> **Work to do**:
Extract all records. Keep each one exact.

--- Raw data ---

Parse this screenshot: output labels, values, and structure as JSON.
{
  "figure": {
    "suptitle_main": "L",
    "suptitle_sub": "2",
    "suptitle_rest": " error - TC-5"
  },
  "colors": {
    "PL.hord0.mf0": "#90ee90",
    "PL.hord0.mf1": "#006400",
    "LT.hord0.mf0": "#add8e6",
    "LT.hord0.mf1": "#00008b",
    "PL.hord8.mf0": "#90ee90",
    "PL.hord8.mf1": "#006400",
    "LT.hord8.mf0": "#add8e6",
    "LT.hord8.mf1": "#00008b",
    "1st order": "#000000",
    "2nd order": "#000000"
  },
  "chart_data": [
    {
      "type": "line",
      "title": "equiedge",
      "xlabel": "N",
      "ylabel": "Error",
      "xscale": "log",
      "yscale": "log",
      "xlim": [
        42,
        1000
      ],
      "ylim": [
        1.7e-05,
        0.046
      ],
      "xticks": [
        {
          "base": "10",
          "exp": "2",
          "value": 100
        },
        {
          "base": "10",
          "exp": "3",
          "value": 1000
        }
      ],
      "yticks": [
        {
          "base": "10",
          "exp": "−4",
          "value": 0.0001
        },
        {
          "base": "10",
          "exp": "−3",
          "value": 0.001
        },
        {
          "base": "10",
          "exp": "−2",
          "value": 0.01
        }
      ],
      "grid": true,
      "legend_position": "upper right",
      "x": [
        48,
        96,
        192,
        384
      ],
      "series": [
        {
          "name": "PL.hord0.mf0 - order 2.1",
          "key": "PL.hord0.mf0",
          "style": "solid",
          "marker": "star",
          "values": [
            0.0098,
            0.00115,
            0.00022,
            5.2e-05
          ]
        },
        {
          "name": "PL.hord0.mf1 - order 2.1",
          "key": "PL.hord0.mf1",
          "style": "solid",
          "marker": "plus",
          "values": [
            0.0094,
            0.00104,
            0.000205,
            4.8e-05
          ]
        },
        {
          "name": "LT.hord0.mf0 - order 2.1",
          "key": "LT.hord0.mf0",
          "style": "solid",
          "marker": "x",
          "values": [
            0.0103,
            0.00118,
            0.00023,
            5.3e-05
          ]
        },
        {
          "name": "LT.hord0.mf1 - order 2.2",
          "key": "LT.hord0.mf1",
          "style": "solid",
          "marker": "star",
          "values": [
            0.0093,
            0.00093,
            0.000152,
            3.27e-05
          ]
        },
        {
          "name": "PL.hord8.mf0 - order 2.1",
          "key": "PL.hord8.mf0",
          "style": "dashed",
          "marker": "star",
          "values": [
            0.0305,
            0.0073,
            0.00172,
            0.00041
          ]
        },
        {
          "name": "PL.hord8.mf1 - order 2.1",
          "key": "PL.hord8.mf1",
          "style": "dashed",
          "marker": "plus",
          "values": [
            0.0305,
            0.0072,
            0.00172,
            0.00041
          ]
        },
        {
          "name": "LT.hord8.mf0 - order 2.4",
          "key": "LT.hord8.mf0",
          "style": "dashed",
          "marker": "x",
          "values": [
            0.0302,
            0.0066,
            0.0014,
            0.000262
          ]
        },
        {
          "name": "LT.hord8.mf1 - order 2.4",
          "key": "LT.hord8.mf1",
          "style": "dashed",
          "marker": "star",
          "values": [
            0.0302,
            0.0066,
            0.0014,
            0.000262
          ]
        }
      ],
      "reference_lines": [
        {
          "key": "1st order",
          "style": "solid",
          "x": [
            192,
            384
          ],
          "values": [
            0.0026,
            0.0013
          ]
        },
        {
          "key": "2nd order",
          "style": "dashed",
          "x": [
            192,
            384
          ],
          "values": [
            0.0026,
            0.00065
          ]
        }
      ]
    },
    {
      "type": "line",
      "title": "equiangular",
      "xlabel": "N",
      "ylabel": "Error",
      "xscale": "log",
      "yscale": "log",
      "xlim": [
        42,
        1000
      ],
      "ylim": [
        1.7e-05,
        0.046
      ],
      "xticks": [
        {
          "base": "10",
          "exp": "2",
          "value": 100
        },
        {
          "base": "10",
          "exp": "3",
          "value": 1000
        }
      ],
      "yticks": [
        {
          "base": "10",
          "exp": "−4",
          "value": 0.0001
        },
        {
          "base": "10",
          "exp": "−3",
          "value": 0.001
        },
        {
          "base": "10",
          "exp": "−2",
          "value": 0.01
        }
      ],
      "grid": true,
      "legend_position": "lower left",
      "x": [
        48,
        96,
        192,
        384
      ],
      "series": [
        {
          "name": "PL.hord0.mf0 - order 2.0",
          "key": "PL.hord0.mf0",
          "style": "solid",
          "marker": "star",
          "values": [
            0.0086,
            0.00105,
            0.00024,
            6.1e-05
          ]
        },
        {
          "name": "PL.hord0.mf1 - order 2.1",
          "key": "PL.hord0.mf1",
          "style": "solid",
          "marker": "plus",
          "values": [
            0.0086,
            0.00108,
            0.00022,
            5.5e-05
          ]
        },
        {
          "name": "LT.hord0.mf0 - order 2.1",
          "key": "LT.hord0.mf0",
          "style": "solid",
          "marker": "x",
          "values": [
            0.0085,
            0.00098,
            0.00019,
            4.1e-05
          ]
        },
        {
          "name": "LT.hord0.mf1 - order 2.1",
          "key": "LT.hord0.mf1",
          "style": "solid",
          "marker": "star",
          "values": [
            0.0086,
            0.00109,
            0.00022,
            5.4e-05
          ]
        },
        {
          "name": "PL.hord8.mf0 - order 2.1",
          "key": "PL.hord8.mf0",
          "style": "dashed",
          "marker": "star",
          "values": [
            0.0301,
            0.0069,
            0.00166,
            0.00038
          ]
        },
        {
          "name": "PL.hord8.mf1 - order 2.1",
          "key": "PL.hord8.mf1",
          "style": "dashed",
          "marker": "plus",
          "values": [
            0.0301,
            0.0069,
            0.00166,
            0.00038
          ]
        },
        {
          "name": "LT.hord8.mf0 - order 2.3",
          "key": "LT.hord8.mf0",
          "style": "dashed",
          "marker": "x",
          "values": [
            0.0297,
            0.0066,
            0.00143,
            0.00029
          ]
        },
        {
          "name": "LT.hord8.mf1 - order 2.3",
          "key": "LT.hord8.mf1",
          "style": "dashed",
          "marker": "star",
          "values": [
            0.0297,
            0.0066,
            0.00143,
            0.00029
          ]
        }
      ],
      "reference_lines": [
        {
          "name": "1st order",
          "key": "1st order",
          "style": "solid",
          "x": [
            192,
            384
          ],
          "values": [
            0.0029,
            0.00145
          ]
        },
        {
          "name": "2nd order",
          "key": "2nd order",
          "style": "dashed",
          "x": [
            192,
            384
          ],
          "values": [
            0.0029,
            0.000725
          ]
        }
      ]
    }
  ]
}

---

> **Final result**:
Parse this screenshot: output labels, values, and structure as JSON.
{
  "figure": {
    "suptitle_main": "L",
    "suptitle_sub": "2",
    "suptitle_rest": " error - TC-5"
  },
  "colors": {
    "PL.hord0.mf0": "#90ee90",
    "PL.hord0.mf1": "#006400",
    "LT.hord0.mf0": "#add8e6",
    "LT.hord0.mf1": "#00008b",
    "PL.hord8.mf0": "#90ee90",
    "PL.hord8.mf1": "#006400",
    "LT.hord8.mf0": "#add8e6",
    "LT.hord8.mf1": "#00008b",
    "1st order": "#000000",
    "2nd order": "#000000"
  },
  "chart_data": [
    {
      "type": "line",
      "title": "equiedge",
      "xlabel": "N",
      "ylabel": "Error",
      "xscale": "log",
      "yscale": "log",
      "xlim": [
        42,
        1000
      ],
      "ylim": [
        1.7e-05,
        0.046
      ],
      "xticks": [
        {
          "base": "10",
          "exp": "2",
          "value": 100
        },
        {
          "base": "10",
          "exp": "3",
          "value": 1000
        }
      ],
      "yticks": [
        {
          "base": "10",
          "exp": "−4",
          "value": 0.0001
        },
        {
          "base": "10",
          "exp": "−3",
          "value": 0.001
        },
        {
          "base": "10",
          "exp": "−2",
          "value": 0.01
        }
      ],
      "grid": true,
      "legend_position": "upper right",
      "x": [
        48,
        96,
        192,
        384
      ],
      "series": [
        {
          "name": "PL.hord0.mf0 - order 2.1",
          "key": "PL.hord0.mf0",
          "style": "solid",
          "marker": "star",
          "values": [
            0.0098,
            0.00115,
            0.00022,
            5.2e-05
          ]
        },
        {
          "name": "PL.hord0.mf1 - order 2.1",
          "key": "PL.hord0.mf1",
          "style": "solid",
          "marker": "plus",
          "values": [
            0.0094,
            0.00104,
            0.000205,
            4.8e-05
          ]
        },
        {
          "name": "LT.hord0.mf0 - order 2.1",
          "key": "LT.hord0.mf0",
          "style": "solid",
          "marker": "x",
          "values": [
            0.0103,
            0.00118,
            0.00023,
            5.3e-05
          ]
        },
        {
          "name": "LT.hord0.mf1 - order 2.2",
          "key": "LT.hord0.mf1",
          "style": "solid",
          "marker": "star",
          "values": [
            0.0093,
            0.00093,
            0.000152,
            3.27e-05
          ]
        },
        {
          "name": "PL.hord8.mf0 - order 2.1",
          "key": "PL.hord8.mf0",
          "style": "dashed",
          "marker": "star",
          "values": [
            0.0305,
            0.0073,
            0.00172,
            0.00041
          ]
        },
        {
          "name": "PL.hord8.mf1 - order 2.1",
          "key": "PL.hord8.mf1",
          "style": "dashed",
          "marker": "plus",
          "values": [
            0.0305,
            0.0072,
            0.00172,
            0.00041
          ]
        },
        {
          "name": "LT.hord8.mf0 - order 2.4",
          "key": "LT.hord8.mf0",
          "style": "dashed",
          "marker": "x",
          "values": [
            0.0302,
            0.0066,
            0.0014,
            0.000262
          ]
        },
        {
          "name": "LT.hord8.mf1 - order 2.4",
          "key": "LT.hord8.mf1",
          "style": "dashed",
          "marker": "star",
          "values": [
            0.0302,
            0.0066,
            0.0014,
            0.000262
          ]
        }
      ],
      "reference_lines": [
        {
          "key": "1st order",
          "style": "solid",
          "x": [
            192,
            384
          ],
          "values": [
            0.0026,
            0.0013
          ]
        },
        {
          "key": "2nd order",
          "style": "dashed",
          "x": [
            192,
            384
          ],
          "values": [
            0.0026,
            0.00065
          ]
        }
      ]
    },
    {
      "type": "line",
      "title": "equiangular",
      "xlabel": "N",
      "ylabel": "Error",
      "xscale": "log",
      "yscale": "log",
      "xlim": [
        42,
        1000
      ],
      "ylim": [
        1.7e-05,
        0.046
      ],
      "xticks": [
        {
          "base": "10",
          "exp": "2",
          "value": 100
        },
        {
          "base": "10",
          "exp": "3",
          "value": 1000
        }
      ],
      "yticks": [
        {
          "base": "10",
          "exp": "−4",
          "value": 0.0001
        },
        {
          "base": "10",
          "exp": "−3",
          "value": 0.001
        },
        {
          "base": "10",
          "exp": "−2",
          "value": 0.01
        }
      ],
      "grid": true,
      "legend_position": "lower left",
      "x": [
        48,
        96,
        192,
        384
      ],
      "series": [
        {
          "name": "PL.hord0.mf0 - order 2.0",
          "key": "PL.hord0.mf0",
          "style": "solid",
          "marker": "star",
          "values": [
            0.0086,
            0.00105,
            0.00024,
            6.1e-05
          ]
        },
        {
          "name": "PL.hord0.mf1 - order 2.1",
          "key": "PL.hord0.mf1",
          "style": "solid",
          "marker": "plus",
          "values": [
            0.0086,
            0.00108,
            0.00022,
            5.5e-05
          ]
        },
        {
          "name": "LT.hord0.mf0 - order 2.1",
          "key": "LT.hord0.mf0",
          "style": "solid",
          "marker": "x",
          "values": [
            0.0085,
            0.00098,
            0.00019,
            4.1e-05
          ]
        },
        {
          "name": "LT.hord0.mf1 - order 2.1",
          "key": "LT.hord0.mf1",
          "style": "solid",
          "marker": "star",
          "values": [
            0.0086,
            0.00109,
            0.00022,
            5.4e-05
          ]
        },
        {
          "name": "PL.hord8.mf0 - order 2.1",
          "key": "PL.hord8.mf0",
          "style": "dashed",
          "marker": "star",
          "values": [
            0.0301,
            0.0069,
            0.00166,
            0.00038
          ]
        },
        {
          "name": "PL.hord8.mf1 - order 2.1",
          "key": "PL.hord8.mf1",
          "style": "dashed",
          "marker": "plus",
          "values": [
            0.0301,
            0.0069,
            0.00166,
            0.00038
          ]
        },
        {
          "name": "LT.hord8.mf0 - order 2.3",
          "key": "LT.hord8.mf0",
          "style": "dashed",
          "marker": "x",
          "values": [
            0.0297,
            0.0066,
            0.00143,
            0.00029
          ]
        },
        {
          "name": "LT.hord8.mf1 - order 2.3",
          "key": "LT.hord8.mf1",
          "style": "dashed",
          "marker": "star",
          "values": [
            0.0297,
            0.0066,
            0.00143,
            0.00029
          ]
        }
      ],
      "reference_lines": [
        {
          "name": "1st order",
          "key": "1st order",
          "style": "solid",
          "x": [
            192,
            384
          ],
          "values": [
            0.0029,
            0.00145
          ]
        },
        {
          "name": "2nd order",
          "key": "2nd order",
          "style": "dashed",
          "x": [
            192,
            384
          ],
          "values": [
            0.0029,
            0.000725
          ]
        }
      ]
    }
  ]
}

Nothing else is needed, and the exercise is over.